_Provided entries_:
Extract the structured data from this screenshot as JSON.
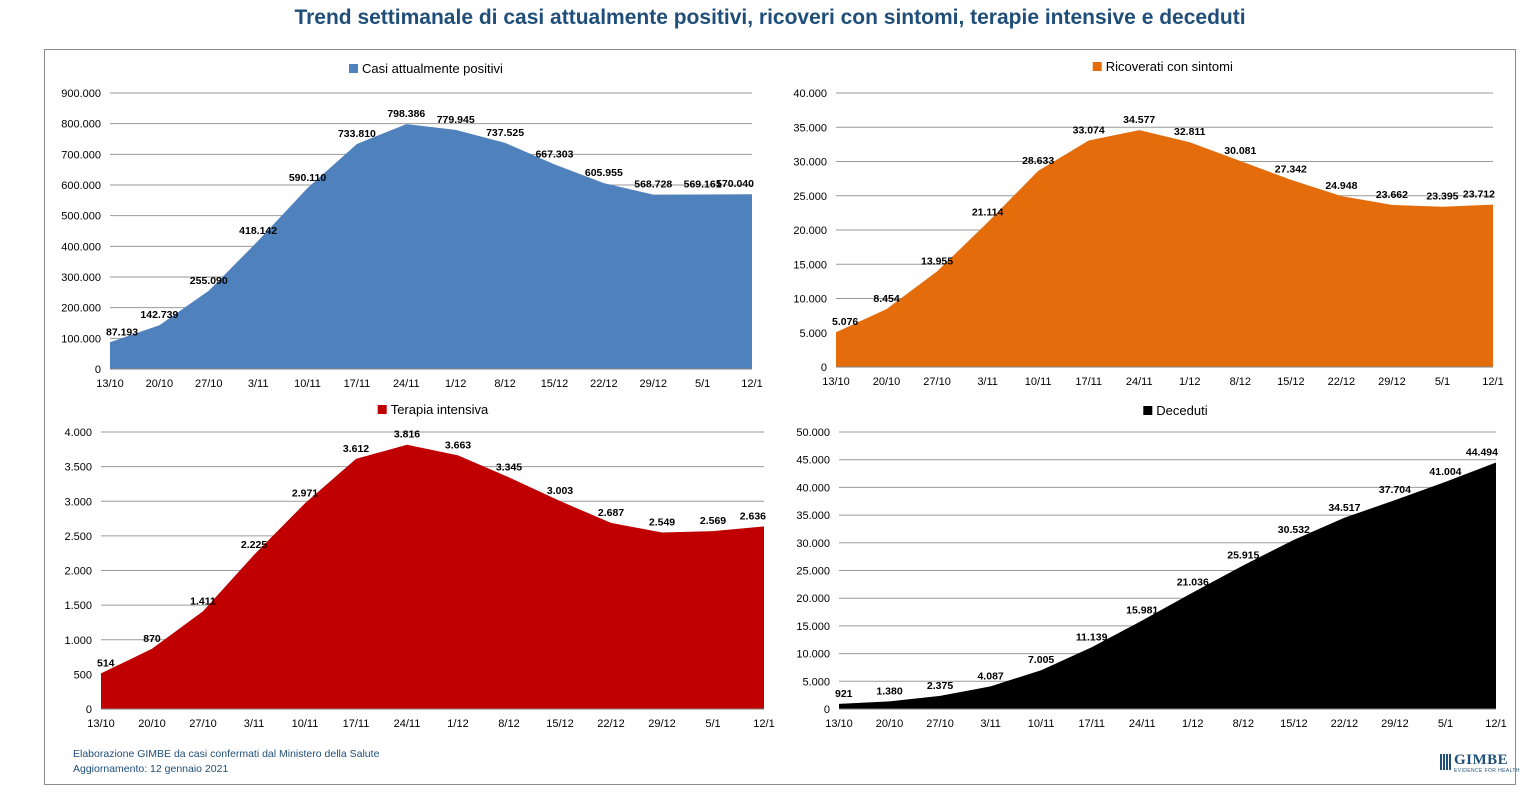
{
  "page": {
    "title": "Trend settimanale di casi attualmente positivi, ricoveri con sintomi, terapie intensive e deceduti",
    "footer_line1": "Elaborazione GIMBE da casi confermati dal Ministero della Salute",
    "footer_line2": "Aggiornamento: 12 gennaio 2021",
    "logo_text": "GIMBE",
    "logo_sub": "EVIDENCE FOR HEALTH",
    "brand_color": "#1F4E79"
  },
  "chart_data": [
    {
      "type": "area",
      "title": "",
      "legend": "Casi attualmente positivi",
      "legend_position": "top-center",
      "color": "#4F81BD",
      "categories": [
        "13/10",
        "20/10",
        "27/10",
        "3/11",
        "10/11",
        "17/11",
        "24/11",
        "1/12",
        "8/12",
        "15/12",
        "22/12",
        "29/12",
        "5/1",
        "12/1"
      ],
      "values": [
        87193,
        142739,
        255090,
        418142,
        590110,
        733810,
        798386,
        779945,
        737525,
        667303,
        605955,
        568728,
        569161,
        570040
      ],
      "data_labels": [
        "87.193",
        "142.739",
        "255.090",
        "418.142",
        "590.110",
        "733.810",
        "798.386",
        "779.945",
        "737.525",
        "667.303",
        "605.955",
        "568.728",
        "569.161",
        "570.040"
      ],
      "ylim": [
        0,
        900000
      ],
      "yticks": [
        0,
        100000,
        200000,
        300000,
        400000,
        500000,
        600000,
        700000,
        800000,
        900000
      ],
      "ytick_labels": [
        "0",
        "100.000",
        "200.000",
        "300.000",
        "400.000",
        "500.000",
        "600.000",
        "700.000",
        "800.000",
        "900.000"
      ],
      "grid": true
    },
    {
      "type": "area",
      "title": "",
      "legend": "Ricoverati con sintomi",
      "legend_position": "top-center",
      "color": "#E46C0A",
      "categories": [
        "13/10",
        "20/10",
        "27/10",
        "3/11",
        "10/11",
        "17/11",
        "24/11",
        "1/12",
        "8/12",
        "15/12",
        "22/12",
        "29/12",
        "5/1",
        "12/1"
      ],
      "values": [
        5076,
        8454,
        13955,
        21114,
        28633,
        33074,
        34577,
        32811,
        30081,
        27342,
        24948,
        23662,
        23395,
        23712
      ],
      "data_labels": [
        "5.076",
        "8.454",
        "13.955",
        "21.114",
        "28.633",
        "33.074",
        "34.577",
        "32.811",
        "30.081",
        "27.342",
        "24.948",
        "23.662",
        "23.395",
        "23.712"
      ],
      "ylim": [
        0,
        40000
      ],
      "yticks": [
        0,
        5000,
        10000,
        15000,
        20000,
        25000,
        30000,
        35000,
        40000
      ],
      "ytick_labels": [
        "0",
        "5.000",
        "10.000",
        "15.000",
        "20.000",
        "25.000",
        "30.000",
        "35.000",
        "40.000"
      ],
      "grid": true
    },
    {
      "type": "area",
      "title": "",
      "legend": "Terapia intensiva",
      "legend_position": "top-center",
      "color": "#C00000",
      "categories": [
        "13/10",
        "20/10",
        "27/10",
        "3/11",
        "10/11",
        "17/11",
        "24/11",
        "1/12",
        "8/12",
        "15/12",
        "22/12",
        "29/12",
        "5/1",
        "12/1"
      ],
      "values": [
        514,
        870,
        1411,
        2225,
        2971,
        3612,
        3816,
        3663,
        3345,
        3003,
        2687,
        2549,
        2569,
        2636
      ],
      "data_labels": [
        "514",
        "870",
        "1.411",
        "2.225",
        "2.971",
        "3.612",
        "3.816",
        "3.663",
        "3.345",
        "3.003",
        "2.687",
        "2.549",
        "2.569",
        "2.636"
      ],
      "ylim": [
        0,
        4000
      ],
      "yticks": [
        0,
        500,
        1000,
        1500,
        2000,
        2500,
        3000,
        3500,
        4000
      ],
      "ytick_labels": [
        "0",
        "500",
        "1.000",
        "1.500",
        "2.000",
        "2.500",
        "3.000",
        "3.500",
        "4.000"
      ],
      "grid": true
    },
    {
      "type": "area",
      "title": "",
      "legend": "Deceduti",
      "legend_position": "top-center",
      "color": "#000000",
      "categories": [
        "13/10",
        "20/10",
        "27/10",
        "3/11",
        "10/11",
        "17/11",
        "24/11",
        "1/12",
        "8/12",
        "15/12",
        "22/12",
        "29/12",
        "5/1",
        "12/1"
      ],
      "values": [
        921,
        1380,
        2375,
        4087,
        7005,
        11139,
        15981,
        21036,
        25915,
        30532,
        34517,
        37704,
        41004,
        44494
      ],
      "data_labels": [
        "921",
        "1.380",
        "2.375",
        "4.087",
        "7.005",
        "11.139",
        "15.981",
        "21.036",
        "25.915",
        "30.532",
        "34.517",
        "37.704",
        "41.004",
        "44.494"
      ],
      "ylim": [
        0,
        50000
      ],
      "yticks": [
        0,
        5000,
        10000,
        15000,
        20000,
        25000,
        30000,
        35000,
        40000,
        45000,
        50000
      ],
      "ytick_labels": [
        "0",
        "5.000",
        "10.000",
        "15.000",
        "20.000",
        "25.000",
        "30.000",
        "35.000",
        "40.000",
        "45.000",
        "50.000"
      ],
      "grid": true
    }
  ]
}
---
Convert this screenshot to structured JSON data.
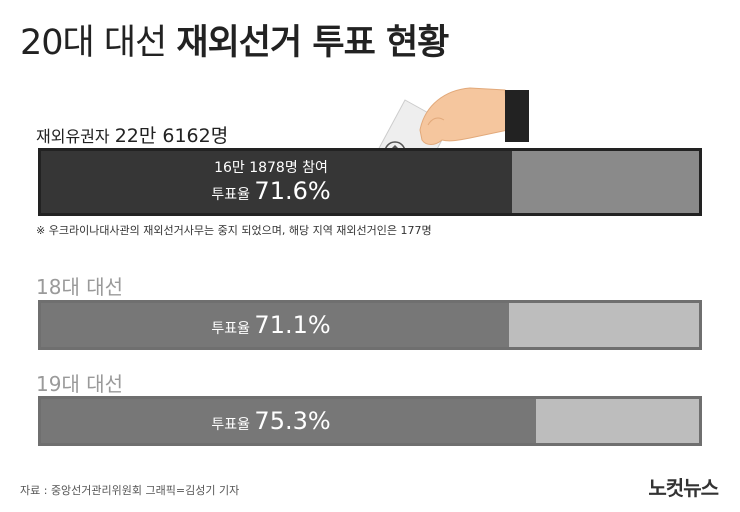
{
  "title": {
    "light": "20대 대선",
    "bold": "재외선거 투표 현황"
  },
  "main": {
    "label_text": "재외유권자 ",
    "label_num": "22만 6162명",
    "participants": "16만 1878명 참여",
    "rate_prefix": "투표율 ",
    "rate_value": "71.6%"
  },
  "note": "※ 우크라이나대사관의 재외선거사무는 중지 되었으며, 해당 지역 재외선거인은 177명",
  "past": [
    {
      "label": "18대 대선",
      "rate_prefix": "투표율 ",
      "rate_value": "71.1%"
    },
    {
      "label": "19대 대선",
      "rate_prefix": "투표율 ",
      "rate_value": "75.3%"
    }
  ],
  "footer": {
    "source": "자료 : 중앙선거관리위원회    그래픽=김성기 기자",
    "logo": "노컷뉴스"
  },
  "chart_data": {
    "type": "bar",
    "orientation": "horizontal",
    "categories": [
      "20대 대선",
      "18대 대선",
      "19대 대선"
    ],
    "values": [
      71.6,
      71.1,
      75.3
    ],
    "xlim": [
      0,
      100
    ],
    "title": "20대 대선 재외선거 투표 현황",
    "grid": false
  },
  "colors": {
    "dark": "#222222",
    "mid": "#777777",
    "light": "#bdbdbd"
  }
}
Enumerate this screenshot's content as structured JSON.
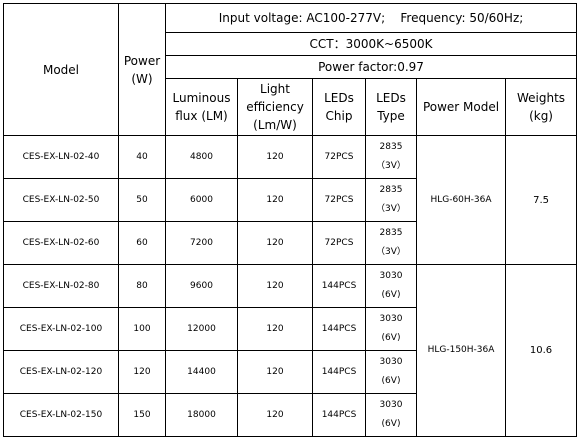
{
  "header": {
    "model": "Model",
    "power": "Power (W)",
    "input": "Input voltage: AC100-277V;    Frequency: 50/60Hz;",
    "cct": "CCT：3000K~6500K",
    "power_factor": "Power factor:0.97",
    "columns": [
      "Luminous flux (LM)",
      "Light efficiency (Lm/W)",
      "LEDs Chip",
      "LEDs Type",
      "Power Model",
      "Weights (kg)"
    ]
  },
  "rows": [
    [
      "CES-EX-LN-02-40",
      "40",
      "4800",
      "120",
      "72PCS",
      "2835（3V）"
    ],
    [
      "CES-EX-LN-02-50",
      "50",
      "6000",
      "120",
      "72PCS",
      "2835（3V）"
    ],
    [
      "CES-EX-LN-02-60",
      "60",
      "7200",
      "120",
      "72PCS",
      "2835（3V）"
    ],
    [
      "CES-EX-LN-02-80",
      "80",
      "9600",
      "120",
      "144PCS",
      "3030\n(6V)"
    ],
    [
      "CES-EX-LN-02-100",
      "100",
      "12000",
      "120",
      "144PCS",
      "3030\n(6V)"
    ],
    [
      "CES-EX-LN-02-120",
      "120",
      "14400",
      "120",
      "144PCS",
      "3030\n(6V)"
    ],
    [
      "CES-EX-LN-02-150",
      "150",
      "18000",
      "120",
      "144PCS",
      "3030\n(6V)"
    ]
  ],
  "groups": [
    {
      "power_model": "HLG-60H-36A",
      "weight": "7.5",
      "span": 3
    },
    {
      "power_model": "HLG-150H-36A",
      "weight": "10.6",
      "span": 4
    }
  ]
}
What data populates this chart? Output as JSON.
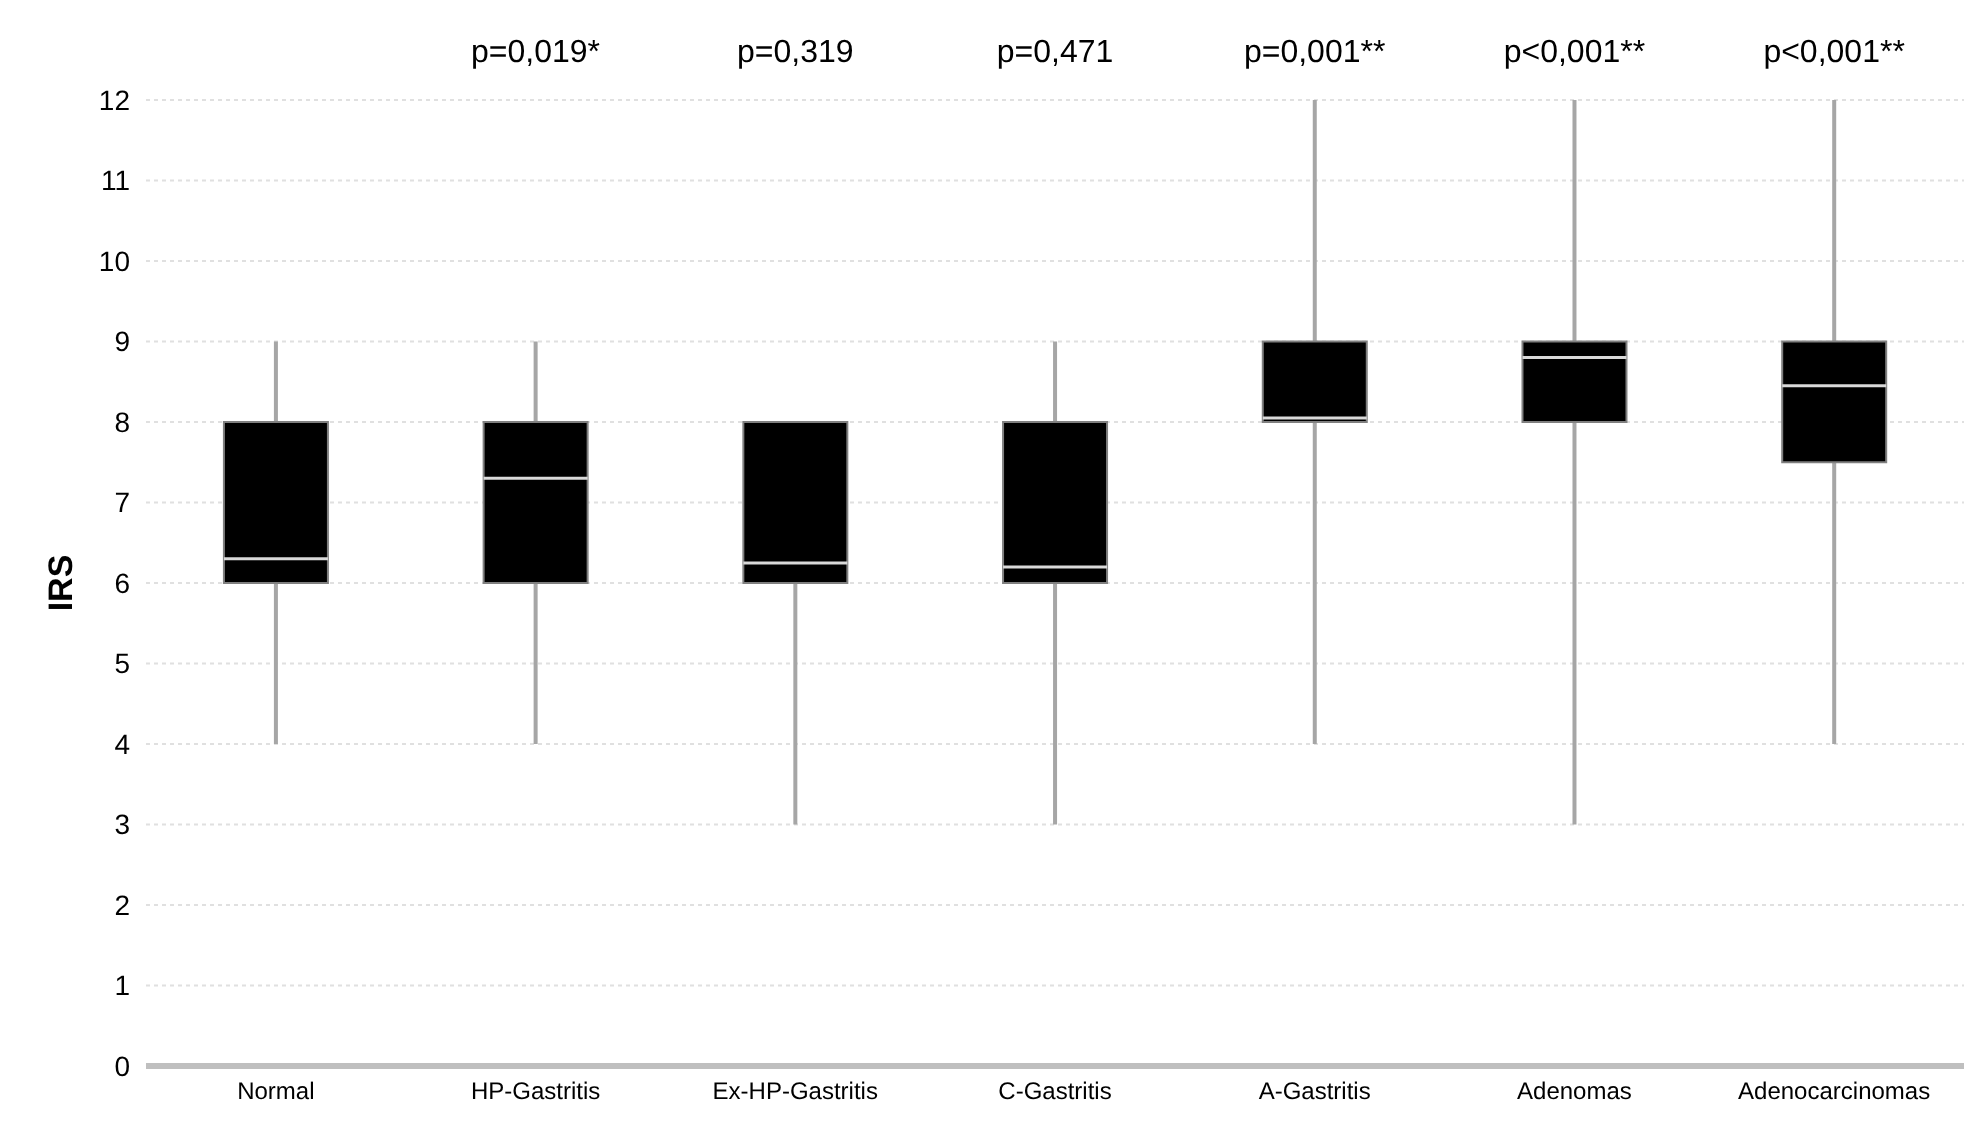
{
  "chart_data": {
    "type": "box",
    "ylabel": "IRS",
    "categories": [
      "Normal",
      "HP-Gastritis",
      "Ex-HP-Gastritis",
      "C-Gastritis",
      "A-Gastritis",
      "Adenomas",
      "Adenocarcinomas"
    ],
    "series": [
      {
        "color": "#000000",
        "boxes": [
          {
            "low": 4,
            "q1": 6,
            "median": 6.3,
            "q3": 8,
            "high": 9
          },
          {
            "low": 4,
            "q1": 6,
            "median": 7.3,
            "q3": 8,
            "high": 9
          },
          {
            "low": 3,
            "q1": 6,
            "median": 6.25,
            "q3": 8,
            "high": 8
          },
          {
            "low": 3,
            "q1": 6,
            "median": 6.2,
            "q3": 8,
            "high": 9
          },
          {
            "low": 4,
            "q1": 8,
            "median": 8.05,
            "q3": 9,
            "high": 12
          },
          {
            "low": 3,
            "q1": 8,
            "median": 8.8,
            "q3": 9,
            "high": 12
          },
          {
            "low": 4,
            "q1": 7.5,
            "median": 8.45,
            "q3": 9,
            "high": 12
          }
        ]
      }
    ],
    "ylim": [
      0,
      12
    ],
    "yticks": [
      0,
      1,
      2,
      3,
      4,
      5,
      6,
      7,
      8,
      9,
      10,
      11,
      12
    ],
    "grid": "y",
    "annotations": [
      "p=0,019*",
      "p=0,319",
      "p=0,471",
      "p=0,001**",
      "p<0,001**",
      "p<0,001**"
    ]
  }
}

_Task to complete_:
Take every line from the data that contains the word "screenshot".

_Written answer_:
Extract the structured data from this screenshot as JSON.
Convert this screenshot to structured JSON data.
Enumerate this screenshot's content as structured JSON.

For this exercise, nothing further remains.